__Part of a data file__.
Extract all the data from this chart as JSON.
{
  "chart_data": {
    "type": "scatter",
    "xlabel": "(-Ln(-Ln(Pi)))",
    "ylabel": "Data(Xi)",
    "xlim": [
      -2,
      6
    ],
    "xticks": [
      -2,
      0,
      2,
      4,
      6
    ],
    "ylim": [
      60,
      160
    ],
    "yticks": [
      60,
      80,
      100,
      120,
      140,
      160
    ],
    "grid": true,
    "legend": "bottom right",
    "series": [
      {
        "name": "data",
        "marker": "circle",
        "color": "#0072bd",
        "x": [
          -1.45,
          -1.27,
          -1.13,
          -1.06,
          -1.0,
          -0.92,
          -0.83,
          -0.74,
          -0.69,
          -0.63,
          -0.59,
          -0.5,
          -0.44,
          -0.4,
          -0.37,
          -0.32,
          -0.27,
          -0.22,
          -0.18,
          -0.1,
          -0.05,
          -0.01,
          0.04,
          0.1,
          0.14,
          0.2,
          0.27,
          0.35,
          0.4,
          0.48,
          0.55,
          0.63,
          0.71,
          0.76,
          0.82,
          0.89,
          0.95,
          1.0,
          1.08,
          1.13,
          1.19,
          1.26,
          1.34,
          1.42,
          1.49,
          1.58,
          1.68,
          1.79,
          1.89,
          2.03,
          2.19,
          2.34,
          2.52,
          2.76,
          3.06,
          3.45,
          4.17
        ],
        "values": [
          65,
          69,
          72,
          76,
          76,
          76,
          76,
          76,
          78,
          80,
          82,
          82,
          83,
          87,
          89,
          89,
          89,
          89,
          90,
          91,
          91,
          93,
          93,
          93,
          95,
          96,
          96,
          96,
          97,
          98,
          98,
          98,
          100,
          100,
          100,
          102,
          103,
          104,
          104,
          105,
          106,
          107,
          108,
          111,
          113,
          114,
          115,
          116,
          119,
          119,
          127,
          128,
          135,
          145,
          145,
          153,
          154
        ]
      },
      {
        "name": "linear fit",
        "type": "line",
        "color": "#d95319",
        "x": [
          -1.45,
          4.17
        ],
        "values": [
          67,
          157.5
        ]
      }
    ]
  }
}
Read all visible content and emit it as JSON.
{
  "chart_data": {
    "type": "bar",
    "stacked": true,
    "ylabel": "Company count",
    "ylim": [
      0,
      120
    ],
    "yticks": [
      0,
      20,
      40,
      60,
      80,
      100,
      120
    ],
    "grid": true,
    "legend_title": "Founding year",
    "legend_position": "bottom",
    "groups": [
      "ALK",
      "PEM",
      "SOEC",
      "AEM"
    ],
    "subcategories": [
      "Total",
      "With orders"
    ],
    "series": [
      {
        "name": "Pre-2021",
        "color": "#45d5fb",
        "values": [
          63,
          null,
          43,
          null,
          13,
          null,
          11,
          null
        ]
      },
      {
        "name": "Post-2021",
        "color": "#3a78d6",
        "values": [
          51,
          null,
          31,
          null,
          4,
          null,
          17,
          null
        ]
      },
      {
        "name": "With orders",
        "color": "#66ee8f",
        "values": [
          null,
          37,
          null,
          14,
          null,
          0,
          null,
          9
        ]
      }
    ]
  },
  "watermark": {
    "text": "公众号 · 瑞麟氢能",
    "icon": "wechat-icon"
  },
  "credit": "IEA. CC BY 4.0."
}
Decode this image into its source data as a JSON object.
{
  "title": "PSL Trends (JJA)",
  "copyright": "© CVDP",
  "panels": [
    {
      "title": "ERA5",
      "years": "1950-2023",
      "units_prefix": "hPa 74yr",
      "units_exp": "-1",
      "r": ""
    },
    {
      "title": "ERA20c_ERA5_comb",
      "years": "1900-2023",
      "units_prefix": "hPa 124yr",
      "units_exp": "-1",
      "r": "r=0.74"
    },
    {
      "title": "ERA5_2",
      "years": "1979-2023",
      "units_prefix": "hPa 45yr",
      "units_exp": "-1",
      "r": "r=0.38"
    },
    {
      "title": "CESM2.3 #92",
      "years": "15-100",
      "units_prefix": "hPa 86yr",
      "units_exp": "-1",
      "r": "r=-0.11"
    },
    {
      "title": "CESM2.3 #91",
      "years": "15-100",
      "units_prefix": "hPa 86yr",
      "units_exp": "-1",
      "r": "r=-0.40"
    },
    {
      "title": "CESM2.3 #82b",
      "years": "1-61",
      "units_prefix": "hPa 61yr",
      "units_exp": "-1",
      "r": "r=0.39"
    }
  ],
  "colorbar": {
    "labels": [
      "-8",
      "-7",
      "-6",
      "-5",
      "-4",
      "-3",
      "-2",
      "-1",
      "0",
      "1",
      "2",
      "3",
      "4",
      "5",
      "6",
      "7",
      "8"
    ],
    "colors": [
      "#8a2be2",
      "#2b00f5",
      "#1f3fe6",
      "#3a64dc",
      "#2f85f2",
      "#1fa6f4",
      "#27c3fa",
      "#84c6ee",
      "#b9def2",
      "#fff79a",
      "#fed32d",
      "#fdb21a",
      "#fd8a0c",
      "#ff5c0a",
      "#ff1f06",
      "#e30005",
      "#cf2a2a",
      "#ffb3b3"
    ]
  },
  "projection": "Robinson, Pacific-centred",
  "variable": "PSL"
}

__Prompt__.
Nothing but the lines from the line with "Decode this image" to the last line of the listing above should appear; please retype them exactly, both ends included.

__Task answer__.
Decode this image into its source data as a JSON object.
{
  "title": "PSL Trends (JJA)",
  "copyright": "© CVDP",
  "panels": [
    {
      "title": "ERA5",
      "years": "1950-2023",
      "units_prefix": "hPa 74yr",
      "units_exp": "-1",
      "r": ""
    },
    {
      "title": "ERA20c_ERA5_comb",
      "years": "1900-2023",
      "units_prefix": "hPa 124yr",
      "units_exp": "-1",
      "r": "r=0.74"
    },
    {
      "title": "ERA5_2",
      "years": "1979-2023",
      "units_prefix": "hPa 45yr",
      "units_exp": "-1",
      "r": "r=0.38"
    },
    {
      "title": "CESM2.3 #92",
      "years": "15-100",
      "units_prefix": "hPa 86yr",
      "units_exp": "-1",
      "r": "r=-0.11"
    },
    {
      "title": "CESM2.3 #91",
      "years": "15-100",
      "units_prefix": "hPa 86yr",
      "units_exp": "-1",
      "r": "r=-0.40"
    },
    {
      "title": "CESM2.3 #82b",
      "years": "1-61",
      "units_prefix": "hPa 61yr",
      "units_exp": "-1",
      "r": "r=0.39"
    }
  ],
  "colorbar": {
    "labels": [
      "-8",
      "-7",
      "-6",
      "-5",
      "-4",
      "-3",
      "-2",
      "-1",
      "0",
      "1",
      "2",
      "3",
      "4",
      "5",
      "6",
      "7",
      "8"
    ],
    "colors": [
      "#8a2be2",
      "#2b00f5",
      "#1f3fe6",
      "#3a64dc",
      "#2f85f2",
      "#1fa6f4",
      "#27c3fa",
      "#84c6ee",
      "#b9def2",
      "#fff79a",
      "#fed32d",
      "#fdb21a",
      "#fd8a0c",
      "#ff5c0a",
      "#ff1f06",
      "#e30005",
      "#cf2a2a",
      "#ffb3b3"
    ]
  },
  "projection": "Robinson, Pacific-centred",
  "variable": "PSL"
}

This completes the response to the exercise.